## WRITTEN REQUEST
Your task is to quote the material that follows, in full and exactly.

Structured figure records

_ _ _ _

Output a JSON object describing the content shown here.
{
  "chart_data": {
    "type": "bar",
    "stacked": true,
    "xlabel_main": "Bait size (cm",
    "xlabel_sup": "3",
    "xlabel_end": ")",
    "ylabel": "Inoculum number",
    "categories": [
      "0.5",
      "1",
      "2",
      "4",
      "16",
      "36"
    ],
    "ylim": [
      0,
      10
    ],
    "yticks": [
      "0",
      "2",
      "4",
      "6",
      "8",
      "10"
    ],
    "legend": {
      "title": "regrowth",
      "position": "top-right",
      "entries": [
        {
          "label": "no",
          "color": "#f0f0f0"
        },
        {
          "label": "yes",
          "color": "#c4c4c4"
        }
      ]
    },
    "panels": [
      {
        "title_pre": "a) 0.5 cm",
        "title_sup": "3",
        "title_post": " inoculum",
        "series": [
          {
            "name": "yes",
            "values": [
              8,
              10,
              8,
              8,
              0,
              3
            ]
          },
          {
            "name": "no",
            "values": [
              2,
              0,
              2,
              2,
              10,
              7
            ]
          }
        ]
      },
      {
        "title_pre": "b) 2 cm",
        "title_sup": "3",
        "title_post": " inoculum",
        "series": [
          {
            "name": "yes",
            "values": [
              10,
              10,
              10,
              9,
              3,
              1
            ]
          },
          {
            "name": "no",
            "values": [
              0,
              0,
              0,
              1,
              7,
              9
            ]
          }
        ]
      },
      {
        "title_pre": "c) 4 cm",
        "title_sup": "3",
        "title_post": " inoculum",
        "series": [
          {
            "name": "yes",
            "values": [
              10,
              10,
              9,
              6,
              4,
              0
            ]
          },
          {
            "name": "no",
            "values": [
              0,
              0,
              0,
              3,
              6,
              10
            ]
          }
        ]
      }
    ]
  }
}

_ _ _ _

## EXERCISE SOLUTION
Output a JSON object describing the content shown here.
{
  "chart_data": {
    "type": "bar",
    "stacked": true,
    "xlabel_main": "Bait size (cm",
    "xlabel_sup": "3",
    "xlabel_end": ")",
    "ylabel": "Inoculum number",
    "categories": [
      "0.5",
      "1",
      "2",
      "4",
      "16",
      "36"
    ],
    "ylim": [
      0,
      10
    ],
    "yticks": [
      "0",
      "2",
      "4",
      "6",
      "8",
      "10"
    ],
    "legend": {
      "title": "regrowth",
      "position": "top-right",
      "entries": [
        {
          "label": "no",
          "color": "#f0f0f0"
        },
        {
          "label": "yes",
          "color": "#c4c4c4"
        }
      ]
    },
    "panels": [
      {
        "title_pre": "a) 0.5 cm",
        "title_sup": "3",
        "title_post": " inoculum",
        "series": [
          {
            "name": "yes",
            "values": [
              8,
              10,
              8,
              8,
              0,
              3
            ]
          },
          {
            "name": "no",
            "values": [
              2,
              0,
              2,
              2,
              10,
              7
            ]
          }
        ]
      },
      {
        "title_pre": "b) 2 cm",
        "title_sup": "3",
        "title_post": " inoculum",
        "series": [
          {
            "name": "yes",
            "values": [
              10,
              10,
              10,
              9,
              3,
              1
            ]
          },
          {
            "name": "no",
            "values": [
              0,
              0,
              0,
              1,
              7,
              9
            ]
          }
        ]
      },
      {
        "title_pre": "c) 4 cm",
        "title_sup": "3",
        "title_post": " inoculum",
        "series": [
          {
            "name": "yes",
            "values": [
              10,
              10,
              9,
              6,
              4,
              0
            ]
          },
          {
            "name": "no",
            "values": [
              0,
              0,
              0,
              3,
              6,
              10
            ]
          }
        ]
      }
    ]
  }
}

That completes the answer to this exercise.